─── PROVIDED RECORDS ───
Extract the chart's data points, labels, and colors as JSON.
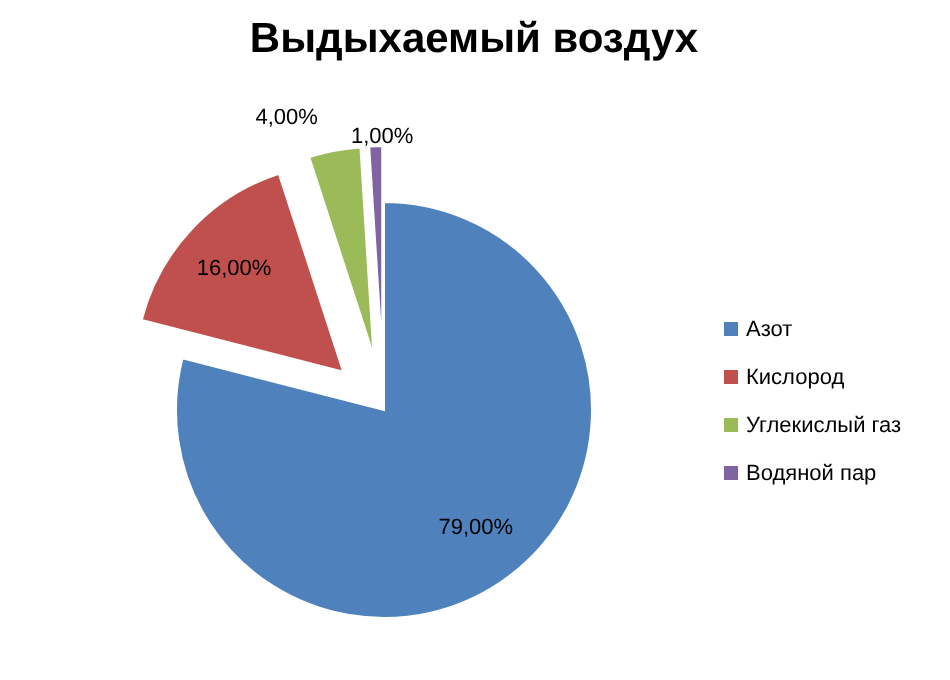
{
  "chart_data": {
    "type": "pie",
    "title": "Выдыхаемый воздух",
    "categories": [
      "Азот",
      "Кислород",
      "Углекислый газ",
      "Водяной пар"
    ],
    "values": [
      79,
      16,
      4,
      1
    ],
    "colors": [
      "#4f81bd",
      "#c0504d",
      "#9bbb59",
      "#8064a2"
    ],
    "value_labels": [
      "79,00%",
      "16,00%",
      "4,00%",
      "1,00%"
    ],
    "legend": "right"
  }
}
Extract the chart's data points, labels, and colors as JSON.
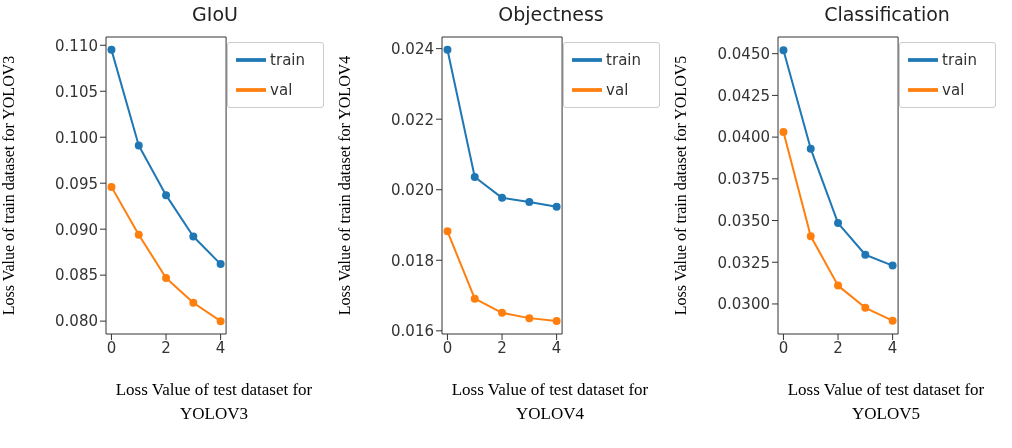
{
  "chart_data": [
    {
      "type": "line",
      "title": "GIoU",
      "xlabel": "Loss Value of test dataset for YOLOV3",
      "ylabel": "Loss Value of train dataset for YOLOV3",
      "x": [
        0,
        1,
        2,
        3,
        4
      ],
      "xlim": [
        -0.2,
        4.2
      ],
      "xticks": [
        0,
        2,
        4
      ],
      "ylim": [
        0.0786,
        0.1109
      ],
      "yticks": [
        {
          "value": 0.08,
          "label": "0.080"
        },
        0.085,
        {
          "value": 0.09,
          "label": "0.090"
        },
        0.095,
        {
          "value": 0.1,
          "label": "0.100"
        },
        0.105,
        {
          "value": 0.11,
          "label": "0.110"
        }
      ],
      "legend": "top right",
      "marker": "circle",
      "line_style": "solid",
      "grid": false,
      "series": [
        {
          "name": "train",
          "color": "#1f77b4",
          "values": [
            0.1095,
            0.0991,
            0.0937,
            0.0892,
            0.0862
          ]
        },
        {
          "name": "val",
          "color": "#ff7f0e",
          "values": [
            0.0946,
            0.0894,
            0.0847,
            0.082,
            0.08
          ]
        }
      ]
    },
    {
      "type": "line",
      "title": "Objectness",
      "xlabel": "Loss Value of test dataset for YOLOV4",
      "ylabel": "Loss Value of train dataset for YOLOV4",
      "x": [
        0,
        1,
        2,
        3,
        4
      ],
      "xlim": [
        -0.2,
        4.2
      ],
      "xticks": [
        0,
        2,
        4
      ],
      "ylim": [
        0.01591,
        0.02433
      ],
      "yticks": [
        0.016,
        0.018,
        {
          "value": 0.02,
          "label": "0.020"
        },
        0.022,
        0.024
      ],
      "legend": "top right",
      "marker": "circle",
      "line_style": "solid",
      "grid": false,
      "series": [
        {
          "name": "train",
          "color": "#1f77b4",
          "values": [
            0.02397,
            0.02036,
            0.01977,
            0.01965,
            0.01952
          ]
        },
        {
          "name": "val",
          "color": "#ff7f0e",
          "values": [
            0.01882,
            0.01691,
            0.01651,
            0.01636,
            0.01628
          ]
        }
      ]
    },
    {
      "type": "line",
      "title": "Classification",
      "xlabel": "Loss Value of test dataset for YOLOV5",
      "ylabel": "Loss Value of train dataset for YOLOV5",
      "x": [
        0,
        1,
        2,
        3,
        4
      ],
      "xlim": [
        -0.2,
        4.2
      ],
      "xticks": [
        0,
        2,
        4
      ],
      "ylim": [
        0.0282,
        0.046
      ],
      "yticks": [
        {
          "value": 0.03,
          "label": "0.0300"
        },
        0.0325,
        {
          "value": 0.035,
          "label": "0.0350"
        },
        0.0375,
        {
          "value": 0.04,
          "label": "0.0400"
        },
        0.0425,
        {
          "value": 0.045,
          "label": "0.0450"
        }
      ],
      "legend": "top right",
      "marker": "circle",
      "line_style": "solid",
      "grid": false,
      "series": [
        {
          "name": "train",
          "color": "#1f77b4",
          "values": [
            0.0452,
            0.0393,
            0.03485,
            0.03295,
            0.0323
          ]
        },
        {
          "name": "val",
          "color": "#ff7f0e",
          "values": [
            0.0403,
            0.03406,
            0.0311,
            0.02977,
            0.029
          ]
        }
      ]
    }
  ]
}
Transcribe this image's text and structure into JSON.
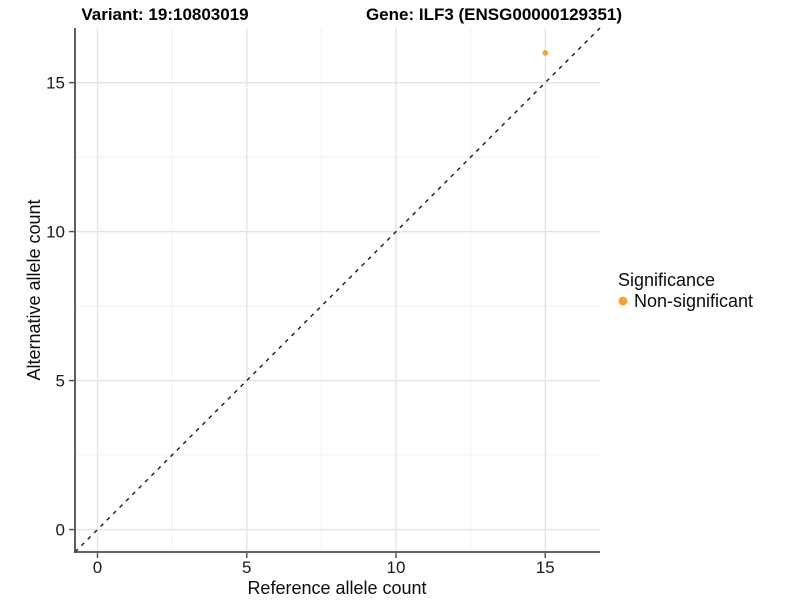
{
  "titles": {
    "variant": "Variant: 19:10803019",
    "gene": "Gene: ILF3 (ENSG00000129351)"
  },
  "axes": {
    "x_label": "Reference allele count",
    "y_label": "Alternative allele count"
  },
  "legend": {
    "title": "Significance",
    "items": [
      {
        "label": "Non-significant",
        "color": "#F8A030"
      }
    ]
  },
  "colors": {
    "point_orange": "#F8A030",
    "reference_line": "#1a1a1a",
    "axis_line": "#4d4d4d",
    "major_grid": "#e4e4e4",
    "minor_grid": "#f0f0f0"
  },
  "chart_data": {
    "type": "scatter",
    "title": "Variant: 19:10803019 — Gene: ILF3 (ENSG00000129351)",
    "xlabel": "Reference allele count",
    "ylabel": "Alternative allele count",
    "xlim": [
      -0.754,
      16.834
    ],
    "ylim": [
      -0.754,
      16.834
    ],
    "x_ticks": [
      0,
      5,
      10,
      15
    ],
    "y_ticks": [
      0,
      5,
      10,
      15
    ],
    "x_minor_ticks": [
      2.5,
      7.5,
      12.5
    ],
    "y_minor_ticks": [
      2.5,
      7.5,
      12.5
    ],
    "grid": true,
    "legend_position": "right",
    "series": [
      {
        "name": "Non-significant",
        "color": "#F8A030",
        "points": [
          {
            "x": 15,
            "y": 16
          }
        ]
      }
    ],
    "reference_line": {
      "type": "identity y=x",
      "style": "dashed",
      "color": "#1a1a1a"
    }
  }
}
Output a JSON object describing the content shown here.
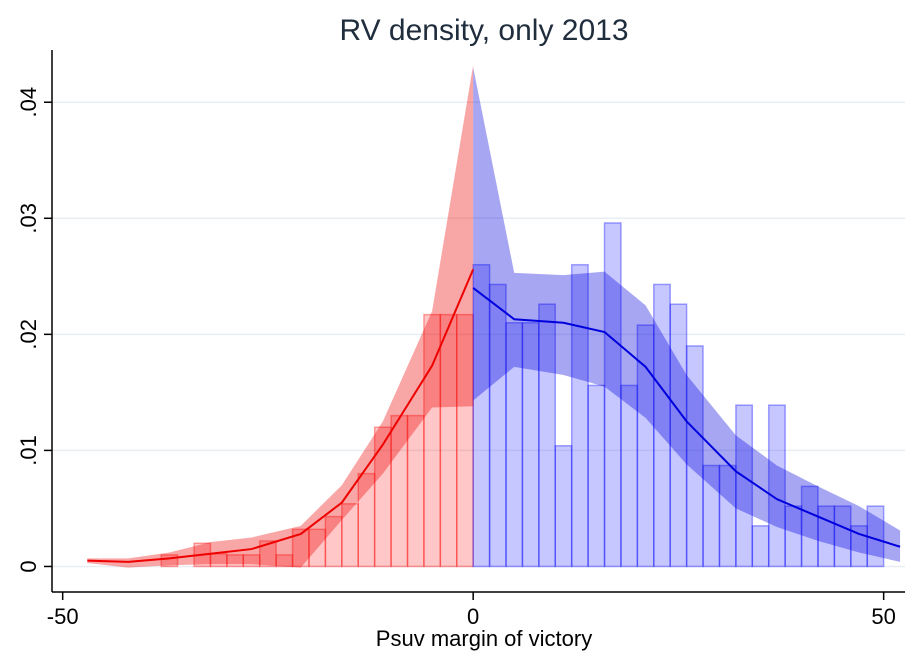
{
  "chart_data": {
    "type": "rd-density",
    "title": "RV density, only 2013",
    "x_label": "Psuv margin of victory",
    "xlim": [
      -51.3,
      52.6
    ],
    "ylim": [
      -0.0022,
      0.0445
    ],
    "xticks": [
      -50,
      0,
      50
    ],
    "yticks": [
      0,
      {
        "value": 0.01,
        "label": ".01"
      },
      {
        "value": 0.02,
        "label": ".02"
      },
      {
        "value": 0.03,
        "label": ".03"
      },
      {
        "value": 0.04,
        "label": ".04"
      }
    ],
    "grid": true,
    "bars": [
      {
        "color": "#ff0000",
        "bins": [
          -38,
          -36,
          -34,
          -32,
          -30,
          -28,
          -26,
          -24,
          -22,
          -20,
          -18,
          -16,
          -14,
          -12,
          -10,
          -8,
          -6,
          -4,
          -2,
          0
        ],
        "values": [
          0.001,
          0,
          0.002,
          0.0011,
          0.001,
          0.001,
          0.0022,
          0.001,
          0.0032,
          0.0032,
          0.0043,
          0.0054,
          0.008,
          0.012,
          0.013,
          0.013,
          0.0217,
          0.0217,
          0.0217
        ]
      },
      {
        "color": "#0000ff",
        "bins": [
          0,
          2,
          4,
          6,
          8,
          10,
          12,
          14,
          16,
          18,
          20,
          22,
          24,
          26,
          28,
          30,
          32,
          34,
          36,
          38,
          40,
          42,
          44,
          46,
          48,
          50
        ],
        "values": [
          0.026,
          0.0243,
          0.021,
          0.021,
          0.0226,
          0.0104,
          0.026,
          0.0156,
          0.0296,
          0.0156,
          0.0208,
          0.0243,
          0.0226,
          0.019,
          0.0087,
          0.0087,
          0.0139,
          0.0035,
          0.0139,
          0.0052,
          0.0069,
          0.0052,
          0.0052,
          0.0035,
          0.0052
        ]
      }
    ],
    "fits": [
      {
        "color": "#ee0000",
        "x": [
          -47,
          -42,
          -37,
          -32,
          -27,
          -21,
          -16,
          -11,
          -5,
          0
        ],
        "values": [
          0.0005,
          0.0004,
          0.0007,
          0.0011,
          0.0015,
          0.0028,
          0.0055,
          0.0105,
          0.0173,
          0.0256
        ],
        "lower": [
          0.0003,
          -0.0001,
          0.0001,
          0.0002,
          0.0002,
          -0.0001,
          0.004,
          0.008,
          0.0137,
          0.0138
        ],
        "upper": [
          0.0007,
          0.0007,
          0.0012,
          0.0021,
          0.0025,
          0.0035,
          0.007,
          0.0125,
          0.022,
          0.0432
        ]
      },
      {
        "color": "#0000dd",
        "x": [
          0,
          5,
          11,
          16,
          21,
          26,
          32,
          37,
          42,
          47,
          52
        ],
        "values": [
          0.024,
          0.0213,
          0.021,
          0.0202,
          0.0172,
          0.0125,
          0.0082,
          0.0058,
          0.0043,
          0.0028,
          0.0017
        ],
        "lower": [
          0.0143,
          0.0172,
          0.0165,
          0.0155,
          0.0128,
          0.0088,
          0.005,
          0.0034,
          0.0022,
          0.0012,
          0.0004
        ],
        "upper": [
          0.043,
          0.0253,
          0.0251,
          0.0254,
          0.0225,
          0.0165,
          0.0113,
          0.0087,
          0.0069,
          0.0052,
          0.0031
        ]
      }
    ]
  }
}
───
#### [PROBLEM REQUIREMENTS]
Identify each line in the records above that contains the word "density", and copy it out in full.

#### [RESPONSE FOR THIS EXERCISE]
    "type": "rd-density",
    "title": "RV density, only 2013",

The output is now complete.